= Short task =
Below are records; work out how many of their lines contain "infinitives" and give only that number.

[Records]
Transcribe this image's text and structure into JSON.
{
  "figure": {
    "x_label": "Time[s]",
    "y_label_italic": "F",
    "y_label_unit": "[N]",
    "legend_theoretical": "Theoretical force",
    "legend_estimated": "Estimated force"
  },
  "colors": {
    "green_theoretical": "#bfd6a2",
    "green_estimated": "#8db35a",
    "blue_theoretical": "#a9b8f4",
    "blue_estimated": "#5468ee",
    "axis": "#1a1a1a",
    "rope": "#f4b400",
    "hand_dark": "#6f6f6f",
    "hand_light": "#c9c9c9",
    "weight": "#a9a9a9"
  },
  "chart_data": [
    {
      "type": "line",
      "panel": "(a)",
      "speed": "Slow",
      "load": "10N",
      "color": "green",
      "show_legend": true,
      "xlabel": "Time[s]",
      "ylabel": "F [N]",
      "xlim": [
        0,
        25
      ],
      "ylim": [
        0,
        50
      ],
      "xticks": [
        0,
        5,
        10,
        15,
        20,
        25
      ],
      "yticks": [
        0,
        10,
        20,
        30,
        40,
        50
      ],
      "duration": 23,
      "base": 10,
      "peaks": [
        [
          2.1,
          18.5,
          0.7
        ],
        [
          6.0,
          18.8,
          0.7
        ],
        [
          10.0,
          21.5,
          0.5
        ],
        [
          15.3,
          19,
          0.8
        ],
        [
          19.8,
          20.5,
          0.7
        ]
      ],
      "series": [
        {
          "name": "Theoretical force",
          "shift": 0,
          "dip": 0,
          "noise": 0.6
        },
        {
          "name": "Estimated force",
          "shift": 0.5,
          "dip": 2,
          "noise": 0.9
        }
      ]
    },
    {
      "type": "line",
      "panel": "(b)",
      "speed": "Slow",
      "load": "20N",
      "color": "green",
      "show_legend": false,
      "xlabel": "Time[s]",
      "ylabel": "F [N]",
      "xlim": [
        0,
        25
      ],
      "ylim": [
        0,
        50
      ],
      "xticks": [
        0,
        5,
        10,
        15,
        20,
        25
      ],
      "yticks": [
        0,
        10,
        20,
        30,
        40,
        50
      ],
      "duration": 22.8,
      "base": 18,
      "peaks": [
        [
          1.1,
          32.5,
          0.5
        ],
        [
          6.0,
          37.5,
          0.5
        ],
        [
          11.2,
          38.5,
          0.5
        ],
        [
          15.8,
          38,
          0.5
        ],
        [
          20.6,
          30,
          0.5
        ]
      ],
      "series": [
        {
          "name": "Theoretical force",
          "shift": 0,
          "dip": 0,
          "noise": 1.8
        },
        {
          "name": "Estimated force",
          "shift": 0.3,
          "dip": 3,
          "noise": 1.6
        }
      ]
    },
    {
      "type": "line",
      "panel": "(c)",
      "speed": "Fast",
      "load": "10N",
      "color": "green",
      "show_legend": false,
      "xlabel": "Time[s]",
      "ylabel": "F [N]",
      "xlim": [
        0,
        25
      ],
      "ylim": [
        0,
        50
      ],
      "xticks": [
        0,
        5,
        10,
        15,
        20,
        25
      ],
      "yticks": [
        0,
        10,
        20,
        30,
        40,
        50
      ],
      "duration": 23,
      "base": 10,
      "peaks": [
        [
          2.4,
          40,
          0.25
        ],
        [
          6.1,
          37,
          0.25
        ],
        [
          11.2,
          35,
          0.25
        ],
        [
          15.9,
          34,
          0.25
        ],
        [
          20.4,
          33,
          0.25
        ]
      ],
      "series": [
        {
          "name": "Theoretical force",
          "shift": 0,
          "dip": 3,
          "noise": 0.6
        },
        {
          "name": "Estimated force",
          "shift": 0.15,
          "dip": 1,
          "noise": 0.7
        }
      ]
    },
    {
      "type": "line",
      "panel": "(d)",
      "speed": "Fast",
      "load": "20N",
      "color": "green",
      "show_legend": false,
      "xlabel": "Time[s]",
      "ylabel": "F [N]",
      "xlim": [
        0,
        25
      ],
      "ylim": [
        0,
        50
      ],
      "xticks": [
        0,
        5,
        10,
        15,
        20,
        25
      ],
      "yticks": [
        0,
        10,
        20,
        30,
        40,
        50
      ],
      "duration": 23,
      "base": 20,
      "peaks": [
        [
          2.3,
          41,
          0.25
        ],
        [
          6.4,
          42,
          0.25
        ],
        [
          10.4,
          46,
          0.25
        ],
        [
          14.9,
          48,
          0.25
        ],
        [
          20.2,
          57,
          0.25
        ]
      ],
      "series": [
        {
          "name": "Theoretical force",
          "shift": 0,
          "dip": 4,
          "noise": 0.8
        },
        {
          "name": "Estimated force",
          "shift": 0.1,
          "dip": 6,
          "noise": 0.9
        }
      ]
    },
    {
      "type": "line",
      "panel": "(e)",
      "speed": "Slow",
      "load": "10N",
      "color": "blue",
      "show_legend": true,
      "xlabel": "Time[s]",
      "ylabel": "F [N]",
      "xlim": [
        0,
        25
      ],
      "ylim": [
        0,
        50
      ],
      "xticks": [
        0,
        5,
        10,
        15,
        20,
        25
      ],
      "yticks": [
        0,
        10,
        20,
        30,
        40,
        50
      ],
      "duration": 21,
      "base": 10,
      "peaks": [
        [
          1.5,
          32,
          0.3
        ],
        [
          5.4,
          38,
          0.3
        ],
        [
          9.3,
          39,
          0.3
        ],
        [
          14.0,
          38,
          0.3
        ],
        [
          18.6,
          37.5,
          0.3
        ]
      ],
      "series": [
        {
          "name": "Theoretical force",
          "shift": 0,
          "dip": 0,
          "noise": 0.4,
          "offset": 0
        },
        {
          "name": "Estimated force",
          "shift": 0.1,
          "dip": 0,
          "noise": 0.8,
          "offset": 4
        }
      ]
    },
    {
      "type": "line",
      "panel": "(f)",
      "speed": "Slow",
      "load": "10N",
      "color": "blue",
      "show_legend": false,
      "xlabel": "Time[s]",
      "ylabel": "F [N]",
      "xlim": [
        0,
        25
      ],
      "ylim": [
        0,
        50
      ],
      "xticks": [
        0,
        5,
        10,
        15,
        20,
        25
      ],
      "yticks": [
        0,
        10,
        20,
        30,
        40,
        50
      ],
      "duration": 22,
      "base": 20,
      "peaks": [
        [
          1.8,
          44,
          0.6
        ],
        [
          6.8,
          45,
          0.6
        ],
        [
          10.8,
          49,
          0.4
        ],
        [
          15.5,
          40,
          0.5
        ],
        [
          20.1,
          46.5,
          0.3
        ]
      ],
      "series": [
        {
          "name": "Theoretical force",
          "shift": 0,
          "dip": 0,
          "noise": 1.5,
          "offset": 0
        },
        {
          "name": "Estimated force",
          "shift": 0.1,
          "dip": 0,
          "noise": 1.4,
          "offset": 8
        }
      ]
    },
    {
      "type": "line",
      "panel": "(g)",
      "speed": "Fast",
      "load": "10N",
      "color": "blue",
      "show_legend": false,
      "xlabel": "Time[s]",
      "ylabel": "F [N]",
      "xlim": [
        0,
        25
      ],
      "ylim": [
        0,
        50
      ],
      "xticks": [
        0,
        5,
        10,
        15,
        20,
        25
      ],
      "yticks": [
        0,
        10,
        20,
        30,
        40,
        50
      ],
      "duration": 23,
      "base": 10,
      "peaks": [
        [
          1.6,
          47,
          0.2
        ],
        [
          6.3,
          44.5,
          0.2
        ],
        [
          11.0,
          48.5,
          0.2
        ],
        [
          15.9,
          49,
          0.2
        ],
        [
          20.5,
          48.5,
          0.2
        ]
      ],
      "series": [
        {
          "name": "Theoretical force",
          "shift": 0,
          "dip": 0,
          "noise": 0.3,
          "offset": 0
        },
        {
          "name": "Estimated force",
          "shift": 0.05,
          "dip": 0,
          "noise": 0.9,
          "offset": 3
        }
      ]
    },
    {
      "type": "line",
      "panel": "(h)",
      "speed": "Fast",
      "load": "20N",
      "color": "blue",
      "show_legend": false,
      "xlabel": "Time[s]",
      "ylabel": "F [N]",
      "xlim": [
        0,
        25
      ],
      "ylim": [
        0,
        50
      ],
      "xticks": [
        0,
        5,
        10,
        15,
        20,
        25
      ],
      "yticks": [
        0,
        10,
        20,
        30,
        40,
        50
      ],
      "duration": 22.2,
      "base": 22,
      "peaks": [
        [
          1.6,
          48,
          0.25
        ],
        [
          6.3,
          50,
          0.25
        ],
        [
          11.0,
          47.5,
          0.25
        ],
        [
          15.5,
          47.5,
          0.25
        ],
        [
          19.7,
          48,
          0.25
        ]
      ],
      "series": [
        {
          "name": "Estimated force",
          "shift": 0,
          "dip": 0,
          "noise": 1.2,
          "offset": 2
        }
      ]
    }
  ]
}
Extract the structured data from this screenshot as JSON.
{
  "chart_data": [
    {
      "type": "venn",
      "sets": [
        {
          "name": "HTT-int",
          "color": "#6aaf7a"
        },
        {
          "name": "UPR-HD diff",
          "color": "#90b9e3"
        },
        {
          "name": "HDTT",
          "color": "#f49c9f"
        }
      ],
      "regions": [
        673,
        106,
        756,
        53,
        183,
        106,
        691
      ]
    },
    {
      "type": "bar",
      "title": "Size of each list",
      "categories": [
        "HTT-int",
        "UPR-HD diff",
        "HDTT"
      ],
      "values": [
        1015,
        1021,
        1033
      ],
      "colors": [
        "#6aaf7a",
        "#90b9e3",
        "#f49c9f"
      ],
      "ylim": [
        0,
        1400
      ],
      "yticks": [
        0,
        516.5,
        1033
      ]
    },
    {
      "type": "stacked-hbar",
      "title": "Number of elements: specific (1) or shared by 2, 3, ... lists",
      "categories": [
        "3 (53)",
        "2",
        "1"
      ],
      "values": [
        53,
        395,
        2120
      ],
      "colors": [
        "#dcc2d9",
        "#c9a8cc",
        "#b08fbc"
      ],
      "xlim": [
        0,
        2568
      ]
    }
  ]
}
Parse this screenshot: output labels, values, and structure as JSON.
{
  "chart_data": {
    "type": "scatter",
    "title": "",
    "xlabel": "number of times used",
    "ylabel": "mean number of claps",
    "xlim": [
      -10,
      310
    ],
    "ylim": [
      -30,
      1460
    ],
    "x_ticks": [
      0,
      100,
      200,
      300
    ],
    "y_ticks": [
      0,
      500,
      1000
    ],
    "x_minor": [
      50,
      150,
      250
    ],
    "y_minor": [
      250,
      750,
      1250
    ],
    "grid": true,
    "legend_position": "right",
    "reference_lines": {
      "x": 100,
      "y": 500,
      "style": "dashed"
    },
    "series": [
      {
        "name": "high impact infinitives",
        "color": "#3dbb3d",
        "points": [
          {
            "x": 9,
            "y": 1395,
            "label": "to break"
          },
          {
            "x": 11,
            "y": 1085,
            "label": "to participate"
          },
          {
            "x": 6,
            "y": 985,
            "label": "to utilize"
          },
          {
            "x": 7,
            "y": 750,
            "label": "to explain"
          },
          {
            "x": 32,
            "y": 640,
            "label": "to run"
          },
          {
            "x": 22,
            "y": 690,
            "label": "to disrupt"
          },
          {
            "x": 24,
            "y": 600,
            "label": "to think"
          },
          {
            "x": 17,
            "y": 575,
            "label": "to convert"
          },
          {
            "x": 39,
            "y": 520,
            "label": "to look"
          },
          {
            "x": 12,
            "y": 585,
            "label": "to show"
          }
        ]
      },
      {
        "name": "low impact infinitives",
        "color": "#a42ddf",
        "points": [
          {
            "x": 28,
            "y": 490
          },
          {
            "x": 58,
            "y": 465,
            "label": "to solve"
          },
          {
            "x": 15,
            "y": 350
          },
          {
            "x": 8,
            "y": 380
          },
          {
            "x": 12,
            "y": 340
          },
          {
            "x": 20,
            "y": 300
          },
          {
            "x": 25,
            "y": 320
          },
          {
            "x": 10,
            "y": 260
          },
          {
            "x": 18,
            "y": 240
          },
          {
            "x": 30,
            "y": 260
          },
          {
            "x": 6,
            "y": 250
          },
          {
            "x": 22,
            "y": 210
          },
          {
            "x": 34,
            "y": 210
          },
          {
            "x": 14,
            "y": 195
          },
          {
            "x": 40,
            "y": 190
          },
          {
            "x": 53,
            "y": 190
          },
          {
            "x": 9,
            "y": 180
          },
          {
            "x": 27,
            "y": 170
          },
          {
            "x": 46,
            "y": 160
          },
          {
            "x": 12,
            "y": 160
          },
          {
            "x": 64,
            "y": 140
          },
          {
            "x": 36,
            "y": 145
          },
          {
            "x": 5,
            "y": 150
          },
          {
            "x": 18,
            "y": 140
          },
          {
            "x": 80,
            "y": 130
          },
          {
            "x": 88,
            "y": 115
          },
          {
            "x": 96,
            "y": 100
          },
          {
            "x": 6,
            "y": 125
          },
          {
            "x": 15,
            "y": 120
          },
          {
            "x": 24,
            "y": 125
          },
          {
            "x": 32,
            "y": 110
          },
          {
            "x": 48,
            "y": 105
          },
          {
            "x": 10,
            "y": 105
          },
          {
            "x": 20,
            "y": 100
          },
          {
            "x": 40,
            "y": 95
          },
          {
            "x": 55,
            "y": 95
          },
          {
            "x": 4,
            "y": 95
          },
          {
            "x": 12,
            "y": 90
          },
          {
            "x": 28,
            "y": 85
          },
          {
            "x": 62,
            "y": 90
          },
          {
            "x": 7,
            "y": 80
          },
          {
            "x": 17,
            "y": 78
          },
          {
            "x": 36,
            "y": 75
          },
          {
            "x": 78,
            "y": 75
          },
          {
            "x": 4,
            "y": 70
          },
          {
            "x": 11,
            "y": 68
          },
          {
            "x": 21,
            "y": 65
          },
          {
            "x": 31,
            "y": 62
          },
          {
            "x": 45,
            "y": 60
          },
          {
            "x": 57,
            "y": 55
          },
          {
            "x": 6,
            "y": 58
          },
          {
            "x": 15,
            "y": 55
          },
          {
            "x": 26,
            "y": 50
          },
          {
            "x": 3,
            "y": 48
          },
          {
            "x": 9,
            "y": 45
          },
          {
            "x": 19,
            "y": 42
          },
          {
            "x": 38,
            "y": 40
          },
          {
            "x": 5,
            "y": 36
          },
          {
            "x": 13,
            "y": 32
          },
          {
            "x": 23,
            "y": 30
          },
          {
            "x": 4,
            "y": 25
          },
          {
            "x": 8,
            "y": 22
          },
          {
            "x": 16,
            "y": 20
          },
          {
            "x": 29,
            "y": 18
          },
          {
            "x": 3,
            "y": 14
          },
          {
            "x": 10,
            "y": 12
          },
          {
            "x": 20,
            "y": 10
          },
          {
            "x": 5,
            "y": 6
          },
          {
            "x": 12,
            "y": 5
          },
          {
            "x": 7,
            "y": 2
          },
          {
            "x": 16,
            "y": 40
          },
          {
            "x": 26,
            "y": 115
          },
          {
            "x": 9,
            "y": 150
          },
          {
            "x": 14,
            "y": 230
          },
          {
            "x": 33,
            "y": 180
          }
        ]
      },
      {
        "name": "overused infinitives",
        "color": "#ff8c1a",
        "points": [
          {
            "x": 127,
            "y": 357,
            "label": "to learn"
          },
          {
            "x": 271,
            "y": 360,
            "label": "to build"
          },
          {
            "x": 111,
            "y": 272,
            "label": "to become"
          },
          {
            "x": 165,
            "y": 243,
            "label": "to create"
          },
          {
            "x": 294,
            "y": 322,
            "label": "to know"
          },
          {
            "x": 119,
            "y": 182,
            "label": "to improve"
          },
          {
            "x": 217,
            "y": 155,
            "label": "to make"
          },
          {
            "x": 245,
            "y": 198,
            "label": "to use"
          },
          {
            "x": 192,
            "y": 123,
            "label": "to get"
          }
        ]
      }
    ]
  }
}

= Solution to the problem =
3